What you should do>
Copy out in full, word for word, the forum thread below on coloring histogram bars in R.
┌─ Given passage
问题
I have multiple columns of data, let's say x and time. I want to make a histogram of column x, and color each bar based off an aggregation of the values in column time, where the aggregation is grouped by the breaks used for the histogram. So,
d = cbind(c(rep(1,3), rep(2,3)), c(10,20,10,20,10,20))
names(d) = c("x", "time")
hist(d[,"x"])
Gives me a nice barplot, and let's say I want something like this for my colors:
palette(rainbow(25))
hist(d[,"x"], col=d[,"time"], n=10)
I would like to have the col be a vector of length 10 that is an aggregated function (such as mean) of the time column.
回答1:
I would do this with plyr and ggplot2:
require(plyr)
require(ggplot2)
d <- data.frame(x=c(rep(1:4, each=4)), time=sample(10:100, 16, replace=T))
d <- ddply(d, .(x), transform, mean.time=mean(time))
ggplot(d, aes(x=x, group=x, fill=mean.time)) +
geom_histogram()
回答2:
If I correctly understood, you would like to average time values over each x and plot a histogram. But which colour do you want to use? Gradient or individual, based on mean time values or on x values?
└─
┌─ Raw data
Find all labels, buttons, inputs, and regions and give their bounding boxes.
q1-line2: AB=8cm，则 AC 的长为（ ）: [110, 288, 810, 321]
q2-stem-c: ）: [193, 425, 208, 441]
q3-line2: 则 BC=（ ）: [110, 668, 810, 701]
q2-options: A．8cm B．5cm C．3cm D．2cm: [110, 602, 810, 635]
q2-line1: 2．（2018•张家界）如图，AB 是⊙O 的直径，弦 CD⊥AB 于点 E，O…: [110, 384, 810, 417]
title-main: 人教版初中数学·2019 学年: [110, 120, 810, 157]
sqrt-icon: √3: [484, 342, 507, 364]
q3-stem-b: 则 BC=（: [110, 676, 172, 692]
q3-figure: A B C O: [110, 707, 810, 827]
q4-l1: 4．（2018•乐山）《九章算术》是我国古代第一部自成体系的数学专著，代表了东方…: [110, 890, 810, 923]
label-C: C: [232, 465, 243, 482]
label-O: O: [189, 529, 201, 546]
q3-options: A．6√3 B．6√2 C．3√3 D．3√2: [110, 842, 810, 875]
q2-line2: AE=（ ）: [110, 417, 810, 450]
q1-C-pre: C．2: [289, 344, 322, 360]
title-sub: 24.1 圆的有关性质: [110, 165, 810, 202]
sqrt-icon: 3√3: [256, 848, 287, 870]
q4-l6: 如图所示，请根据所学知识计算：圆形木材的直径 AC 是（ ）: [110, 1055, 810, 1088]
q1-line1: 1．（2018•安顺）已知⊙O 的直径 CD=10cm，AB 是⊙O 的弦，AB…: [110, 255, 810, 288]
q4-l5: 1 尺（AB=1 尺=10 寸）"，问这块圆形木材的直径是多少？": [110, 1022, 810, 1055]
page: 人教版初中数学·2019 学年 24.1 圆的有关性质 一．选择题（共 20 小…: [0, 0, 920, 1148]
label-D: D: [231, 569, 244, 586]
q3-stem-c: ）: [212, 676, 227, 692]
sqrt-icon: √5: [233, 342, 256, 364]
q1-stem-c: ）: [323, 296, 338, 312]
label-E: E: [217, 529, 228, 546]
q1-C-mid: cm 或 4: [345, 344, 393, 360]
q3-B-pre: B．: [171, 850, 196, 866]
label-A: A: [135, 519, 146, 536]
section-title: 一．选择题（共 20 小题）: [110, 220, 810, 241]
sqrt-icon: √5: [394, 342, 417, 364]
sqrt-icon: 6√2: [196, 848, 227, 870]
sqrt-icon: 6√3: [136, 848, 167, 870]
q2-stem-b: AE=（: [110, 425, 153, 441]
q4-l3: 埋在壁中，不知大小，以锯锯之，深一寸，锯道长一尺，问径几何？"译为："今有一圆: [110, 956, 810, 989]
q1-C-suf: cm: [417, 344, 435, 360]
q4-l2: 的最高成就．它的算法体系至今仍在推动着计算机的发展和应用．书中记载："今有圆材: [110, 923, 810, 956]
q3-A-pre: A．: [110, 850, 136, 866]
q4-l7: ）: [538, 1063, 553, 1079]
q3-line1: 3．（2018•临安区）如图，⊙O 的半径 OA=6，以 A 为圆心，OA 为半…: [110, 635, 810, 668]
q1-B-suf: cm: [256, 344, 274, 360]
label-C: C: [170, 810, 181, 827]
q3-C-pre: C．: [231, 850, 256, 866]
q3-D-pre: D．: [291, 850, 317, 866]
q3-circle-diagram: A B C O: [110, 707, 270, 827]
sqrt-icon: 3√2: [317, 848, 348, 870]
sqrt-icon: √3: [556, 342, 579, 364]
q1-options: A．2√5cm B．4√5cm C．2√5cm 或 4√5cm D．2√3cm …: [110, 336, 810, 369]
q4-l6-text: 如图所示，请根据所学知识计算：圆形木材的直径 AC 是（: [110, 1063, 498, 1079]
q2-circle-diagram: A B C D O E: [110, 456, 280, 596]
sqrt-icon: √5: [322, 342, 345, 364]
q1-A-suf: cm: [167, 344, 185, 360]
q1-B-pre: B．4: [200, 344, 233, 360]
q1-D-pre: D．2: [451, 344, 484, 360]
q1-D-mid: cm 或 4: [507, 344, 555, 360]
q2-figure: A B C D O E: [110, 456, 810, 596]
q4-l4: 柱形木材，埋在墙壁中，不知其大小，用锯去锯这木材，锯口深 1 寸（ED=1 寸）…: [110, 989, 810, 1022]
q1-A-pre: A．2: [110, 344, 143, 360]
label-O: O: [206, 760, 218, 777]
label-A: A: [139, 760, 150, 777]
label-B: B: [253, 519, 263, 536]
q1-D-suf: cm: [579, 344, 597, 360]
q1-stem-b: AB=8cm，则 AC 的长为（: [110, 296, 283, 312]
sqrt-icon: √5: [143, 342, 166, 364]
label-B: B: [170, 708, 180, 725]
└─
Task response>
问题
I have multiple columns of data, let's say x and time. I want to make a histogram of column x, and color each bar based off an aggregation of the values in column time, where the aggregation is grouped by the breaks used for the histogram. So,
d = cbind(c(rep(1,3), rep(2,3)), c(10,20,10,20,10,20))
names(d) = c("x", "time")
hist(d[,"x"])
Gives me a nice barplot, and let's say I want something like this for my colors:
palette(rainbow(25))
hist(d[,"x"], col=d[,"time"], n=10)
I would like to have the col be a vector of length 10 that is an aggregated function (such as mean) of the time column.
回答1:
I would do this with plyr and ggplot2:
require(plyr)
require(ggplot2)
d <- data.frame(x=c(rep(1:4, each=4)), time=sample(10:100, 16, replace=T))
d <- ddply(d, .(x), transform, mean.time=mean(time))
ggplot(d, aes(x=x, group=x, fill=mean.time)) +
geom_histogram()
回答2:
If I correctly understood, you would like to average time values over each x and plot a histogram. But which colour do you want to use? Gradient or individual, based on mean time values or on x values?